--- Requirements ---
Which lines include the word "risk"? Copy each of them.

Dataset rows about figures:

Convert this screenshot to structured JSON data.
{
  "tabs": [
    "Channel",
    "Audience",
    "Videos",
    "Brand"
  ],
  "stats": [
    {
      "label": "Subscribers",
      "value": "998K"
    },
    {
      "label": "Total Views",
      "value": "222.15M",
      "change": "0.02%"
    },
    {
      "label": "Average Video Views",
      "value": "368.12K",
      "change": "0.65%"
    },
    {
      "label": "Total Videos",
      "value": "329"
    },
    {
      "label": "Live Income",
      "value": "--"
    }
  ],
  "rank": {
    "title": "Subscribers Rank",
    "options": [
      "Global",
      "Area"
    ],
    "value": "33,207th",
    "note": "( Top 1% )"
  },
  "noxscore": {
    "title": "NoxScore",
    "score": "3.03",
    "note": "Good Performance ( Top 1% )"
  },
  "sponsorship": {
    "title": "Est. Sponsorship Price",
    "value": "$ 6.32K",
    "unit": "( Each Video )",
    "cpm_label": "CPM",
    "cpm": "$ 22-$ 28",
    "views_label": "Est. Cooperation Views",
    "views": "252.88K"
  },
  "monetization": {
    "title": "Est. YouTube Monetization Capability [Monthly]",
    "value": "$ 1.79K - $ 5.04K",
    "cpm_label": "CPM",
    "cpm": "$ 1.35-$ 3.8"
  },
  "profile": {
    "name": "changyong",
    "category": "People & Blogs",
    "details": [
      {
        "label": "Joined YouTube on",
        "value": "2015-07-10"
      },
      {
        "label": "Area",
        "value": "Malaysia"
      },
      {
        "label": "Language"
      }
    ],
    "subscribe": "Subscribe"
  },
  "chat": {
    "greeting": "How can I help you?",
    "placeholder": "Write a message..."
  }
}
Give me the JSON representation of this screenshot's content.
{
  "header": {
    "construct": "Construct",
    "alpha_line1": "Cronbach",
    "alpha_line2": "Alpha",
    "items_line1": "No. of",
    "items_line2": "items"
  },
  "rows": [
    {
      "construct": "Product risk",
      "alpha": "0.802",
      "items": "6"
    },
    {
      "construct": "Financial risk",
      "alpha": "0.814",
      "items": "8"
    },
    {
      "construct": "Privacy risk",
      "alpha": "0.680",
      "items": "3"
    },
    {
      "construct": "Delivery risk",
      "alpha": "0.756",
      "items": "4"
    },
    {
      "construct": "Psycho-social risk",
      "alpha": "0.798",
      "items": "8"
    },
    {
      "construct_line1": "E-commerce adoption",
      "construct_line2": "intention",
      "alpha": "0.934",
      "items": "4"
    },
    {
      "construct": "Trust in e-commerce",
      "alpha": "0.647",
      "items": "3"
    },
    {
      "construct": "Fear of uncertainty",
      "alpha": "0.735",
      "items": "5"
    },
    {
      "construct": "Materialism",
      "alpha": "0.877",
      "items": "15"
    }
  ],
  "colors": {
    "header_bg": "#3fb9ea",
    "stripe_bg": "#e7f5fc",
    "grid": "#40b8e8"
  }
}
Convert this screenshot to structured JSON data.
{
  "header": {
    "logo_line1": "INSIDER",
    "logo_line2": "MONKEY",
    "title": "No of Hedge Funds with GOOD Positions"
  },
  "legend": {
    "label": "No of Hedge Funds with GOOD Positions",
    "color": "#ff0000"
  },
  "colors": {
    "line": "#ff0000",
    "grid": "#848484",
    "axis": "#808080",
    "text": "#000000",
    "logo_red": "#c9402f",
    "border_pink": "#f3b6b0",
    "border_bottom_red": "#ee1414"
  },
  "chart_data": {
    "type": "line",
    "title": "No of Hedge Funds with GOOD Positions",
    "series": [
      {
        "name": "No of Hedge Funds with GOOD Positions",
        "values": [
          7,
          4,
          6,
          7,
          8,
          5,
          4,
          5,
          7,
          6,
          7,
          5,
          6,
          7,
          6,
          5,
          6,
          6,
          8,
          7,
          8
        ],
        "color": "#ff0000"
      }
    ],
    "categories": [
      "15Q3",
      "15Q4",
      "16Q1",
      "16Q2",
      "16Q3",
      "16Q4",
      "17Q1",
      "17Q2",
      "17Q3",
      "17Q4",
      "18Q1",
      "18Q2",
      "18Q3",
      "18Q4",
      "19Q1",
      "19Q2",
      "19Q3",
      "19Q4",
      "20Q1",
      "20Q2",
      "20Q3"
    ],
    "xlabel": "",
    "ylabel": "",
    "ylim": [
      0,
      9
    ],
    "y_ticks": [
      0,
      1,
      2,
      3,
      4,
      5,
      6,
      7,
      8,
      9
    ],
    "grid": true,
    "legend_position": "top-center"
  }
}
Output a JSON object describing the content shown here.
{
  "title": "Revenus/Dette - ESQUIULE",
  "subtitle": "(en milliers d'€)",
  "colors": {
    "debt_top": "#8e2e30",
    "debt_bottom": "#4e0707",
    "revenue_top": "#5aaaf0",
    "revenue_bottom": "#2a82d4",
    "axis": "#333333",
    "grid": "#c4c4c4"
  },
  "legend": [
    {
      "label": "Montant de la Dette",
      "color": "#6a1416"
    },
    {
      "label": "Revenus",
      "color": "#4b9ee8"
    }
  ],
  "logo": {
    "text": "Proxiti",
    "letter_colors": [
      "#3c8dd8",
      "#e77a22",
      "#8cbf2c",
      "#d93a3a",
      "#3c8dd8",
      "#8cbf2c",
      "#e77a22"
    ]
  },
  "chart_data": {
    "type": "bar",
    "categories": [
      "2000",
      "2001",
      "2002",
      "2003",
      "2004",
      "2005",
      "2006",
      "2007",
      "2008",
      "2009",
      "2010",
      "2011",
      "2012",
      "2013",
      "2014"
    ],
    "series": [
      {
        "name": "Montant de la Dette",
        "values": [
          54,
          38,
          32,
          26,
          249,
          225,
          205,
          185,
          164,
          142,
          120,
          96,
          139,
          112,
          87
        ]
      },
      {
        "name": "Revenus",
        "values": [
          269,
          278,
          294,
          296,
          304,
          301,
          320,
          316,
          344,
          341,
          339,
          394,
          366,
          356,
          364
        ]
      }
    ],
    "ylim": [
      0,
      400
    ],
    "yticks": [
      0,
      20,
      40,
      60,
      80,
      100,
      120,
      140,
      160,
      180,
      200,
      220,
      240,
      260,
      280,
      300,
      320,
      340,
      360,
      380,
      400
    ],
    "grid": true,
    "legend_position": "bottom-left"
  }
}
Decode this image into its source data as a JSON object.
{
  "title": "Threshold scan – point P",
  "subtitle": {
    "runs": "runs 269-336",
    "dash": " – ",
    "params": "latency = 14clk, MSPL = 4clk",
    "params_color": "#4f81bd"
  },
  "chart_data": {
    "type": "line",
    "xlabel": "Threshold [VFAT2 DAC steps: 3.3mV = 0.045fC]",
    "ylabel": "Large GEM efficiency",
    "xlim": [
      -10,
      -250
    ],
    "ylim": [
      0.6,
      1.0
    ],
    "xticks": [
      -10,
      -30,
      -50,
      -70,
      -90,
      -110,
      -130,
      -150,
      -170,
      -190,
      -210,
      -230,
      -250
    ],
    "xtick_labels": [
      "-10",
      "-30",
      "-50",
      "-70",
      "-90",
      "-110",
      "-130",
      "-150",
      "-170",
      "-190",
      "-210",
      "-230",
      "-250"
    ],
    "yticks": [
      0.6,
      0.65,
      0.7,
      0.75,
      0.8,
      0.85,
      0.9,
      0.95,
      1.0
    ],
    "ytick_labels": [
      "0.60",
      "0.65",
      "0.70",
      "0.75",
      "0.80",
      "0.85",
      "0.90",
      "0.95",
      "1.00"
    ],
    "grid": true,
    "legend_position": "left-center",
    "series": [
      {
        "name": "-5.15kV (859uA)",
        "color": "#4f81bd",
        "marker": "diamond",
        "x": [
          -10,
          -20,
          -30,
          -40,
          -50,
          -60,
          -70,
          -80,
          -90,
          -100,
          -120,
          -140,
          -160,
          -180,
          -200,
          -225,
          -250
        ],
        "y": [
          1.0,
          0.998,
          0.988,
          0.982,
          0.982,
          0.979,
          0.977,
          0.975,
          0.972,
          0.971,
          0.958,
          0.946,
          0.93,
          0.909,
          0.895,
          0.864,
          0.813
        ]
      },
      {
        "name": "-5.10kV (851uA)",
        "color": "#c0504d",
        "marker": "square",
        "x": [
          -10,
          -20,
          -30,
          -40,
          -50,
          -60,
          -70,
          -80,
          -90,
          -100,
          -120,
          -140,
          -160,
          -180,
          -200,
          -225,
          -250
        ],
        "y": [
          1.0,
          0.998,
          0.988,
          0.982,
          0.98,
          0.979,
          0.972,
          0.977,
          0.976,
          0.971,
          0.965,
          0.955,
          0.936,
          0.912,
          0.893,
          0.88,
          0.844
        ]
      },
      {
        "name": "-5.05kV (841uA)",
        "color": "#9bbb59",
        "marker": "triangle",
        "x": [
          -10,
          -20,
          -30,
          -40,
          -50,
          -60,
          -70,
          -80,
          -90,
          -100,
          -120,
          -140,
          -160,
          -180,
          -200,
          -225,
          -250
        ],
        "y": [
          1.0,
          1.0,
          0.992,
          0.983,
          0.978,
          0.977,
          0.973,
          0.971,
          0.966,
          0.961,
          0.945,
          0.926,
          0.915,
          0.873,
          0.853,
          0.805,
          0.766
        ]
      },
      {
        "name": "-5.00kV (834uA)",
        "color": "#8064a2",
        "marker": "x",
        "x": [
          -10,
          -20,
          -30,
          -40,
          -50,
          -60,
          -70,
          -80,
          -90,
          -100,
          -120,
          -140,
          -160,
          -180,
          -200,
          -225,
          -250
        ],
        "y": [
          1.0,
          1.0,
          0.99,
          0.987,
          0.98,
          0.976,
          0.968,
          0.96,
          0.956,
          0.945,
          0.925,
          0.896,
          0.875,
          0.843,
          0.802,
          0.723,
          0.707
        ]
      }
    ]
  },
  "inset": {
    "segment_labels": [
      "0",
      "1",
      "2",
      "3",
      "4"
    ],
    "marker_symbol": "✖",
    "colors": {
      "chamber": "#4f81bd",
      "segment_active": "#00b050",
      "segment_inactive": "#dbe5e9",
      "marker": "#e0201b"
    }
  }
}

--- The completed task ---
      "construct": "Product risk",
      "construct": "Financial risk",
      "construct": "Privacy risk",
      "construct": "Delivery risk",
      "construct": "Psycho-social risk",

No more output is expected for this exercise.